Exercice proposé
Extrayez mot pour mot, s'il vous plaît, le passage du texte sur l'étymologie de « connaissance » compris entre « La racine de » et « voir, concevoir, comprendre. », bornes incluses.

Extrait du texte
═══

Connaissance


Étymologie de connaissance

Nous vient du latin "agnoscere", issu du grec "gignosko", qui donnera au moyen age la "conoisance", puis "connoissance" et "connaissance".

La "connaissance" Grecque : Le radical Sanskrit "jan", et le "gignosko" :

La racine de l'ancien Perse et l'Avestique "xsna"[1] donnera le radical sanskrit "jna" et le mot"janati" qui signifie "connaître", "prendre connaissance".

La "SivaJnana" ("Siva-Jnana") est la philosophie de la "gnose" révélée par Siva dans un Agama [2].


La racine sanskrit "jna", dont est issu le mot "janati" donnera la racine proto indo européenne "gno" qui signifie "connaître" qui donnera le "gignosko" grec, puis le latin "gnosco" qui evoluera en "nosco" et donnera plus tard l'anglais "to know" [3].

Le latin "nosco [4] " correspond à la forme archaïque de "gnosco", mot venant lui même du grec "gignosko" ("γιγνωσκω" [5]) qui signifie "apprendre à connaître", "se rendre compte".

En latin la racine "nosco" donnera "agnosco" (adgnosco, adnosco composé de ad "avec", et du radical nosco), agnoscere, agnovi, agnitum qui signifie connaître, voir, concevoir, comprendre.

Le "nosco" des latins : "adnosco" (comprendre) et le "cognosco", connaître

Les formes latine dérivées de la racine "nosco" comme "agnosco" et "adgnosco" voient ainsi la forme du "ad" précédent le "gn" évoluer par assimilation des lettres par perte de la lettre "d" : adgnatus devient ainsi agnatus et adgnosco [6]devient agnosco.

De la forme latine ancienne de "gnosco" se forme donc des composés comme "agnosco" ("adnosco"), signifiant comprendre, apprendre, "cognosco ", prendre connaissance, connaître "recognosco" se rappeler, reconnaître et "agnitum" et "cognitum" (au temps latin supin), saisir, avouer, "ignosco", pardonner, "dignosco", distinguer et "internosco", discerner.

Naître et connaître : deux mots différents issus de deux souches différentes

Même si le rapprochement de (connaître) "co-naître" avec "naître avec" est tentant, cela demeure un simple jeu de mot utilisé parfois en théologie et repris, par exemple, par Paul Claudel (1904) [7]. En Effet "naître" vient du latin "nascor", et "connaître" vient du latin "noscere".

Notre verbe "naître" vient du verbe latin "nascor" qui signifie naître (voir agnat)

La souche "nosco" (d'infinitif "noscere") latine signifie "familiarisé avec", "être informé" par soi même.

Le parfait de "nosco" signifie "je connais".

La "connaissance" et la "gnose"

═══

Données brutes

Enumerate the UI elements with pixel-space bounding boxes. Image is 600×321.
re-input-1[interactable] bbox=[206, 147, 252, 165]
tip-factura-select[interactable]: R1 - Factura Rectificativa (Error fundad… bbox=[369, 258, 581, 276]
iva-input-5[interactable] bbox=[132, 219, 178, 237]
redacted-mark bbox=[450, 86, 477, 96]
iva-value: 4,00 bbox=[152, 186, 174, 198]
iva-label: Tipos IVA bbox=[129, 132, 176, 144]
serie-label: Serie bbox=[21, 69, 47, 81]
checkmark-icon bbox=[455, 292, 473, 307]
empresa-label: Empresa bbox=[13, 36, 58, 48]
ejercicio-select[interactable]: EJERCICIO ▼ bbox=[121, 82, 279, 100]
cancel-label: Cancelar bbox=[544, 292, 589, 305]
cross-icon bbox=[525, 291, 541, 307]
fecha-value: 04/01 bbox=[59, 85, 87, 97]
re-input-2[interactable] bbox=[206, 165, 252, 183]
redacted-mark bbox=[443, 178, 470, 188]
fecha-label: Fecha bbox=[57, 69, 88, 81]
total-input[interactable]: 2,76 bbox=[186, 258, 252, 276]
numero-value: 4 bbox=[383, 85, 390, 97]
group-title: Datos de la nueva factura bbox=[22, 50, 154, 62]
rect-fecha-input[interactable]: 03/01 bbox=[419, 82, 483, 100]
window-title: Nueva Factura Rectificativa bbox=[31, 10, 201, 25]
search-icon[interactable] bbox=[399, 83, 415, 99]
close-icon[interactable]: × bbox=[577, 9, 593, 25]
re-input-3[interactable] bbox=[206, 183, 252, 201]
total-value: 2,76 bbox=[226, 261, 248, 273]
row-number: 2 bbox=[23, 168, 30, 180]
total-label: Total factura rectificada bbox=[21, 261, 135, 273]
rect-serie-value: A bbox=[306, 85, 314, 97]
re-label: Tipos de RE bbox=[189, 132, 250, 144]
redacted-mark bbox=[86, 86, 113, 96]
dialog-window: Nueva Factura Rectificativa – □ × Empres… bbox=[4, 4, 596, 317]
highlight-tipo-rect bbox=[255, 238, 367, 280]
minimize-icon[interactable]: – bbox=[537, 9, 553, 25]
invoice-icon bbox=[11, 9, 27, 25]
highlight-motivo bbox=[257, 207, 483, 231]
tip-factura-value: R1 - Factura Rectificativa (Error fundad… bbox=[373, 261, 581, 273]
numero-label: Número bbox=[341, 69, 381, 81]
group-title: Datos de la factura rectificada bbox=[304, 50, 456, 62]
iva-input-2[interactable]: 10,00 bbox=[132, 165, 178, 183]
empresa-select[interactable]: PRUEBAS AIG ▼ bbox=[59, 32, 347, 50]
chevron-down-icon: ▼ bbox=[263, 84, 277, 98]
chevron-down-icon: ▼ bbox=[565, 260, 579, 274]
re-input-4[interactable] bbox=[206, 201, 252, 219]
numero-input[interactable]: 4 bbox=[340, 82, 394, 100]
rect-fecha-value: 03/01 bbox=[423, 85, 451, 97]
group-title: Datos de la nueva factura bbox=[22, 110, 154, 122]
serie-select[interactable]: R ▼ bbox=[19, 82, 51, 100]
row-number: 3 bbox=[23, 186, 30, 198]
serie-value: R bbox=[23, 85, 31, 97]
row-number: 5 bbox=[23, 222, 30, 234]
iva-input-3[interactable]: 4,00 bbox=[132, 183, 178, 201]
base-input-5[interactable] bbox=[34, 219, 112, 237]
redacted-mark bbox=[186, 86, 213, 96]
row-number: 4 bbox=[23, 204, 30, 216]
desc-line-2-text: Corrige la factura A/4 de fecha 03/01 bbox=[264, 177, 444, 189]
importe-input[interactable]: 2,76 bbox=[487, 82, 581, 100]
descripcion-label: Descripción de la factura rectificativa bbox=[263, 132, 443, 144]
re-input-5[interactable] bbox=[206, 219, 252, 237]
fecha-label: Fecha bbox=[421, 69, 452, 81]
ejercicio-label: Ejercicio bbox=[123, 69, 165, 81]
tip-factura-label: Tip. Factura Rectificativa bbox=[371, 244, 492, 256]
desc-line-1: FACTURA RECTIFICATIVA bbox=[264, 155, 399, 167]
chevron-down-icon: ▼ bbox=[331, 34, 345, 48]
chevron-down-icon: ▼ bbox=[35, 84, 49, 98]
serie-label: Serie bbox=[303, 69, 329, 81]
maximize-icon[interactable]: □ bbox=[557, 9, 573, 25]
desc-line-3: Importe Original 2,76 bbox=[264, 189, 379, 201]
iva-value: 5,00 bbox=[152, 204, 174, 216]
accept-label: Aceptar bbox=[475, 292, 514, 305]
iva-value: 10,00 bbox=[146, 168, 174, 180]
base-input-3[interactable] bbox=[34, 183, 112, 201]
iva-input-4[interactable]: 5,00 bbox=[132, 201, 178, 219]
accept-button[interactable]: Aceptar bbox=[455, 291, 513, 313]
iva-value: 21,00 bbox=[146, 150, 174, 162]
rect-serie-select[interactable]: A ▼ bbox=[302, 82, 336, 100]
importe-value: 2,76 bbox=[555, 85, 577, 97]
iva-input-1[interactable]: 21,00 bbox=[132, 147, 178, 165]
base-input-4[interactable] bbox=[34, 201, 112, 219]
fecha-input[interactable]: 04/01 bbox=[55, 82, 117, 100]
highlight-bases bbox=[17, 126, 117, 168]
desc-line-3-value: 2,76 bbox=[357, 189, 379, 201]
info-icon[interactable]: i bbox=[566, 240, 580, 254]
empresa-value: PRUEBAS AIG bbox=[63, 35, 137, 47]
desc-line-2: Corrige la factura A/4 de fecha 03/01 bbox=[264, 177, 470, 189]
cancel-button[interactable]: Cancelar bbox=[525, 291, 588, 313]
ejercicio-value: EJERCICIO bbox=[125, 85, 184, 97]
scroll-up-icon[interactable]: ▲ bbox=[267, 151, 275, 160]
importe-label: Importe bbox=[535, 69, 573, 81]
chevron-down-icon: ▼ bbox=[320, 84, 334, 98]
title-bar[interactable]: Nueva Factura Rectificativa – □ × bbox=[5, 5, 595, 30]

═══

Corrigé ci-dessous
La racine de l'ancien Perse et l'Avestique "xsna"[1] donnera le radical sanskrit "jna" et le mot"janati" qui signifie "connaître", "prendre connaissance".

La "SivaJnana" ("Siva-Jnana") est la philosophie de la "gnose" révélée par Siva dans un Agama [2].


La racine sanskrit "jna", dont est issu le mot "janati" donnera la racine proto indo européenne "gno" qui signifie "connaître" qui donnera le "gignosko" grec, puis le latin "gnosco" qui evoluera en "nosco" et donnera plus tard l'anglais "to know" [3].

Le latin "nosco [4] " correspond à la forme archaïque de "gnosco", mot venant lui même du grec "gignosko" ("γιγνωσκω" [5]) qui signifie "apprendre à connaître", "se rendre compte".

En latin la racine "nosco" donnera "agnosco" (adgnosco, adnosco composé de ad "avec", et du radical nosco), agnoscere, agnovi, agnitum qui signifie connaître, voir, concevoir, comprendre.